(Entries from a visual dataset)

++++++++++

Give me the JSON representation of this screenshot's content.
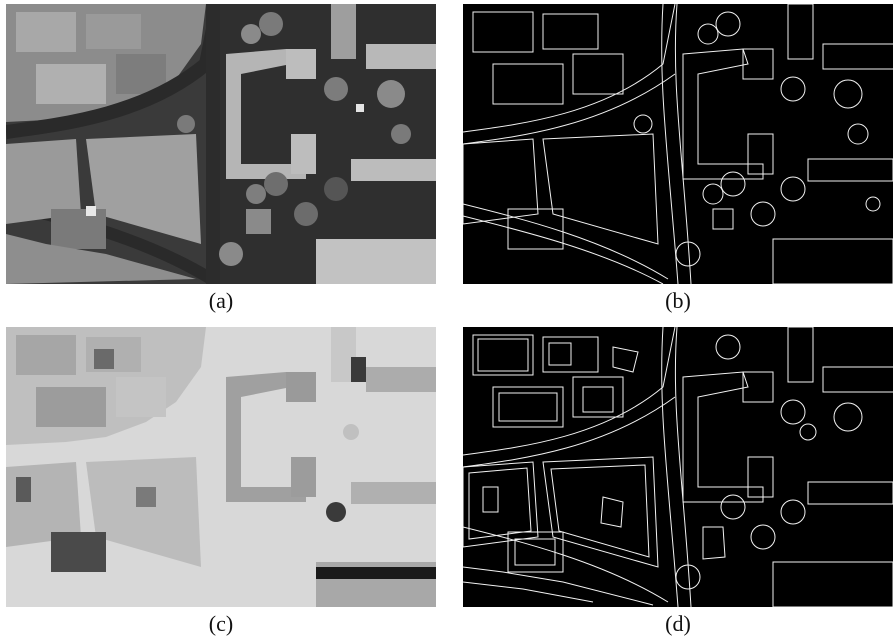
{
  "figure": {
    "panels": [
      {
        "id": "a",
        "caption": "(a)",
        "kind": "grayscale-aerial-image"
      },
      {
        "id": "b",
        "caption": "(b)",
        "kind": "edge-map"
      },
      {
        "id": "c",
        "caption": "(c)",
        "kind": "inverted-aerial-image"
      },
      {
        "id": "d",
        "caption": "(d)",
        "kind": "dense-edge-map"
      }
    ]
  }
}
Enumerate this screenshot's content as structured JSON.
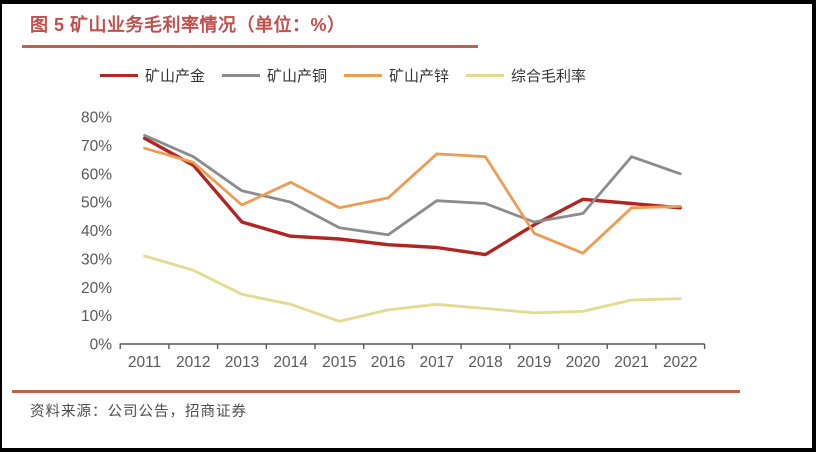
{
  "header": {
    "title": "图 5 矿山业务毛利率情况（单位：%）"
  },
  "footer": {
    "source": "资料来源：公司公告，招商证券"
  },
  "colors": {
    "title_accent": "#C0504D",
    "rule_accent": "#C0614A",
    "axis": "#595959",
    "tick_label": "#595959"
  },
  "chart_data": {
    "type": "line",
    "title": "图 5 矿山业务毛利率情况（单位：%）",
    "unit": "%",
    "categories": [
      "2011",
      "2012",
      "2013",
      "2014",
      "2015",
      "2016",
      "2017",
      "2018",
      "2019",
      "2020",
      "2021",
      "2022"
    ],
    "series": [
      {
        "name": "矿山产金",
        "color": "#B22622",
        "width": 3.4,
        "values": [
          72.5,
          63,
          43,
          38,
          37,
          35,
          34,
          31.5,
          42,
          51,
          49.5,
          48
        ]
      },
      {
        "name": "矿山产铜",
        "color": "#8C8C8C",
        "width": 2.8,
        "values": [
          73.5,
          66,
          54,
          50,
          41,
          38.5,
          50.5,
          49.5,
          43,
          46,
          66,
          60
        ]
      },
      {
        "name": "矿山产锌",
        "color": "#ED9C54",
        "width": 2.8,
        "values": [
          69,
          64,
          49,
          57,
          48,
          51.5,
          67,
          66,
          39,
          32,
          48,
          48.5
        ]
      },
      {
        "name": "综合毛利率",
        "color": "#E4DB90",
        "width": 2.8,
        "values": [
          31,
          26,
          17.5,
          14,
          8,
          12,
          14,
          12.5,
          11,
          11.5,
          15.5,
          16
        ]
      }
    ],
    "ylim": [
      0,
      80
    ],
    "ytick_step": 10,
    "ytick_suffix": "%",
    "xlabel": "",
    "ylabel": "",
    "grid": false,
    "legend_position": "top"
  }
}
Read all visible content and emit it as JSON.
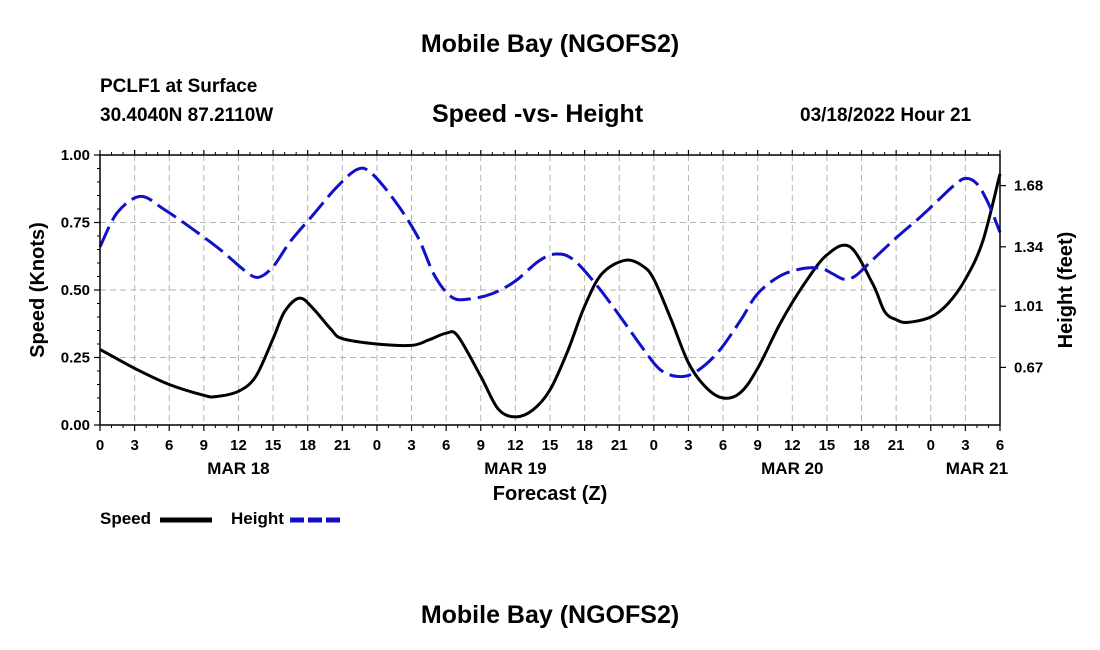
{
  "header": {
    "title": "Mobile Bay (NGOFS2)",
    "station": "PCLF1 at Surface",
    "coords": "30.4040N  87.2110W",
    "chart_title": "Speed -vs- Height",
    "date": "03/18/2022 Hour 21"
  },
  "footer": {
    "title": "Mobile Bay (NGOFS2)"
  },
  "legend": {
    "speed_label": "Speed",
    "height_label": "Height"
  },
  "colors": {
    "speed": "#000000",
    "height": "#1010c8",
    "grid": "#b4b4b4"
  },
  "chart_data": {
    "type": "line",
    "title": "Speed -vs- Height",
    "xlabel": "Forecast (Z)",
    "ylabel_left": "Speed (Knots)",
    "ylabel_right": "Height (feet)",
    "x_unit": "hours from 0Z MAR 18",
    "xlim": [
      0,
      78
    ],
    "ylim_left": [
      0,
      1
    ],
    "ylim_right": [
      0.35,
      1.85
    ],
    "grid": true,
    "legend_position": "bottom-left",
    "x_ticks": [
      {
        "hour": 0,
        "label": "0"
      },
      {
        "hour": 3,
        "label": "3"
      },
      {
        "hour": 6,
        "label": "6"
      },
      {
        "hour": 9,
        "label": "9"
      },
      {
        "hour": 12,
        "label": "12"
      },
      {
        "hour": 15,
        "label": "15"
      },
      {
        "hour": 18,
        "label": "18"
      },
      {
        "hour": 21,
        "label": "21"
      },
      {
        "hour": 24,
        "label": "0"
      },
      {
        "hour": 27,
        "label": "3"
      },
      {
        "hour": 30,
        "label": "6"
      },
      {
        "hour": 33,
        "label": "9"
      },
      {
        "hour": 36,
        "label": "12"
      },
      {
        "hour": 39,
        "label": "15"
      },
      {
        "hour": 42,
        "label": "18"
      },
      {
        "hour": 45,
        "label": "21"
      },
      {
        "hour": 48,
        "label": "0"
      },
      {
        "hour": 51,
        "label": "3"
      },
      {
        "hour": 54,
        "label": "6"
      },
      {
        "hour": 57,
        "label": "9"
      },
      {
        "hour": 60,
        "label": "12"
      },
      {
        "hour": 63,
        "label": "15"
      },
      {
        "hour": 66,
        "label": "18"
      },
      {
        "hour": 69,
        "label": "21"
      },
      {
        "hour": 72,
        "label": "0"
      },
      {
        "hour": 75,
        "label": "3"
      },
      {
        "hour": 78,
        "label": "6"
      }
    ],
    "date_labels": [
      {
        "hour": 12,
        "label": "MAR 18"
      },
      {
        "hour": 36,
        "label": "MAR 19"
      },
      {
        "hour": 60,
        "label": "MAR 20"
      },
      {
        "hour": 76,
        "label": "MAR 21"
      }
    ],
    "y_ticks_left": [
      {
        "value": 0,
        "label": "0.00"
      },
      {
        "value": 0.25,
        "label": "0.25"
      },
      {
        "value": 0.5,
        "label": "0.50"
      },
      {
        "value": 0.75,
        "label": "0.75"
      },
      {
        "value": 1.0,
        "label": "1.00"
      }
    ],
    "y_ticks_right": [
      {
        "value": 0.67,
        "label": "0.67"
      },
      {
        "value": 1.01,
        "label": "1.01"
      },
      {
        "value": 1.34,
        "label": "1.34"
      },
      {
        "value": 1.68,
        "label": "1.68"
      }
    ],
    "series": [
      {
        "name": "Speed",
        "axis": "left",
        "style": "solid",
        "x": [
          0,
          3,
          6,
          9,
          10,
          12,
          13.5,
          15,
          16,
          17.3,
          18.5,
          20,
          21,
          24,
          27,
          28.5,
          30,
          31,
          33,
          34.5,
          36,
          37.5,
          39,
          40.5,
          42,
          43.5,
          45.5,
          47,
          48,
          49.5,
          51,
          52.5,
          54,
          55.5,
          57,
          59,
          61,
          63,
          65,
          67,
          68,
          69,
          70,
          72,
          73.5,
          75,
          76.5,
          78
        ],
        "y": [
          0.28,
          0.21,
          0.15,
          0.11,
          0.105,
          0.125,
          0.18,
          0.32,
          0.42,
          0.47,
          0.43,
          0.355,
          0.32,
          0.3,
          0.295,
          0.315,
          0.34,
          0.33,
          0.18,
          0.06,
          0.03,
          0.055,
          0.13,
          0.27,
          0.44,
          0.56,
          0.61,
          0.59,
          0.54,
          0.39,
          0.23,
          0.14,
          0.1,
          0.12,
          0.21,
          0.38,
          0.52,
          0.63,
          0.66,
          0.52,
          0.42,
          0.39,
          0.38,
          0.4,
          0.45,
          0.54,
          0.68,
          0.93
        ]
      },
      {
        "name": "Height",
        "axis": "right",
        "style": "dashed",
        "x": [
          0,
          1.5,
          3.5,
          5.5,
          8,
          10.5,
          12.5,
          13.7,
          15,
          16.5,
          18.5,
          20.5,
          22.3,
          23.5,
          25.5,
          27.5,
          29,
          30.5,
          32,
          34,
          36,
          38,
          39.5,
          41,
          43,
          45,
          47,
          48.5,
          50,
          51.5,
          53.5,
          55.5,
          57,
          59,
          61,
          62.5,
          63.5,
          64.5,
          65.5,
          67,
          69,
          71,
          72.5,
          74,
          75,
          76,
          77,
          78
        ],
        "y": [
          1.34,
          1.53,
          1.62,
          1.55,
          1.44,
          1.32,
          1.21,
          1.17,
          1.23,
          1.37,
          1.52,
          1.67,
          1.77,
          1.75,
          1.6,
          1.4,
          1.18,
          1.06,
          1.05,
          1.08,
          1.15,
          1.26,
          1.3,
          1.27,
          1.13,
          0.96,
          0.78,
          0.66,
          0.62,
          0.64,
          0.75,
          0.93,
          1.08,
          1.18,
          1.22,
          1.22,
          1.19,
          1.16,
          1.18,
          1.27,
          1.39,
          1.5,
          1.59,
          1.68,
          1.72,
          1.69,
          1.58,
          1.42
        ]
      }
    ]
  }
}
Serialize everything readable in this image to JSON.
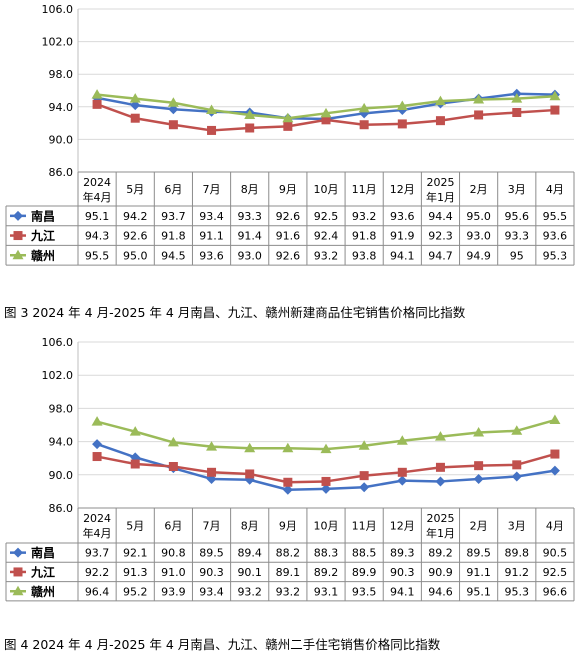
{
  "chart_data": [
    {
      "type": "line",
      "caption": "图 3 2024 年 4 月-2025 年 4 月南昌、九江、赣州新建商品住宅销售价格同比指数",
      "categories": [
        [
          "2024",
          "年4月"
        ],
        [
          "5月"
        ],
        [
          "6月"
        ],
        [
          "7月"
        ],
        [
          "8月"
        ],
        [
          "9月"
        ],
        [
          "10月"
        ],
        [
          "11月"
        ],
        [
          "12月"
        ],
        [
          "2025",
          "年1月"
        ],
        [
          "2月"
        ],
        [
          "3月"
        ],
        [
          "4月"
        ]
      ],
      "ylim": [
        86.0,
        106.0
      ],
      "yticks": [
        "106.0",
        "102.0",
        "98.0",
        "94.0",
        "90.0",
        "86.0"
      ],
      "grid": true,
      "series": [
        {
          "name": "南昌",
          "color": "#4472c4",
          "marker": "diamond",
          "values": [
            95.1,
            94.2,
            93.7,
            93.4,
            93.3,
            92.6,
            92.5,
            93.2,
            93.6,
            94.4,
            95.0,
            95.6,
            95.5
          ],
          "labels": [
            "95.1",
            "94.2",
            "93.7",
            "93.4",
            "93.3",
            "92.6",
            "92.5",
            "93.2",
            "93.6",
            "94.4",
            "95.0",
            "95.6",
            "95.5"
          ]
        },
        {
          "name": "九江",
          "color": "#c0504d",
          "marker": "square",
          "values": [
            94.3,
            92.6,
            91.8,
            91.1,
            91.4,
            91.6,
            92.4,
            91.8,
            91.9,
            92.3,
            93.0,
            93.3,
            93.6
          ],
          "labels": [
            "94.3",
            "92.6",
            "91.8",
            "91.1",
            "91.4",
            "91.6",
            "92.4",
            "91.8",
            "91.9",
            "92.3",
            "93.0",
            "93.3",
            "93.6"
          ]
        },
        {
          "name": "赣州",
          "color": "#9bbb59",
          "marker": "triangle",
          "values": [
            95.5,
            95.0,
            94.5,
            93.6,
            93.0,
            92.6,
            93.2,
            93.8,
            94.1,
            94.7,
            94.9,
            95,
            95.3
          ],
          "labels": [
            "95.5",
            "95.0",
            "94.5",
            "93.6",
            "93.0",
            "92.6",
            "93.2",
            "93.8",
            "94.1",
            "94.7",
            "94.9",
            "95",
            "95.3"
          ]
        }
      ]
    },
    {
      "type": "line",
      "caption": "图 4 2024 年 4 月-2025 年 4 月南昌、九江、赣州二手住宅销售价格同比指数",
      "categories": [
        [
          "2024",
          "年4月"
        ],
        [
          "5月"
        ],
        [
          "6月"
        ],
        [
          "7月"
        ],
        [
          "8月"
        ],
        [
          "9月"
        ],
        [
          "10月"
        ],
        [
          "11月"
        ],
        [
          "12月"
        ],
        [
          "2025",
          "年1月"
        ],
        [
          "2月"
        ],
        [
          "3月"
        ],
        [
          "4月"
        ]
      ],
      "ylim": [
        86.0,
        106.0
      ],
      "yticks": [
        "106.0",
        "102.0",
        "98.0",
        "94.0",
        "90.0",
        "86.0"
      ],
      "grid": true,
      "series": [
        {
          "name": "南昌",
          "color": "#4472c4",
          "marker": "diamond",
          "values": [
            93.7,
            92.1,
            90.8,
            89.5,
            89.4,
            88.2,
            88.3,
            88.5,
            89.3,
            89.2,
            89.5,
            89.8,
            90.5
          ],
          "labels": [
            "93.7",
            "92.1",
            "90.8",
            "89.5",
            "89.4",
            "88.2",
            "88.3",
            "88.5",
            "89.3",
            "89.2",
            "89.5",
            "89.8",
            "90.5"
          ]
        },
        {
          "name": "九江",
          "color": "#c0504d",
          "marker": "square",
          "values": [
            92.2,
            91.3,
            91.0,
            90.3,
            90.1,
            89.1,
            89.2,
            89.9,
            90.3,
            90.9,
            91.1,
            91.2,
            92.5
          ],
          "labels": [
            "92.2",
            "91.3",
            "91.0",
            "90.3",
            "90.1",
            "89.1",
            "89.2",
            "89.9",
            "90.3",
            "90.9",
            "91.1",
            "91.2",
            "92.5"
          ]
        },
        {
          "name": "赣州",
          "color": "#9bbb59",
          "marker": "triangle",
          "values": [
            96.4,
            95.2,
            93.9,
            93.4,
            93.2,
            93.2,
            93.1,
            93.5,
            94.1,
            94.6,
            95.1,
            95.3,
            96.6
          ],
          "labels": [
            "96.4",
            "95.2",
            "93.9",
            "93.4",
            "93.2",
            "93.2",
            "93.1",
            "93.5",
            "94.1",
            "94.6",
            "95.1",
            "95.3",
            "96.6"
          ]
        }
      ]
    }
  ]
}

++++++++++

Gather each line in these records that contains the string "screenshot".

Give me the JSON representation of this screenshot's content.
Enumerate this screenshot's content as structured JSON.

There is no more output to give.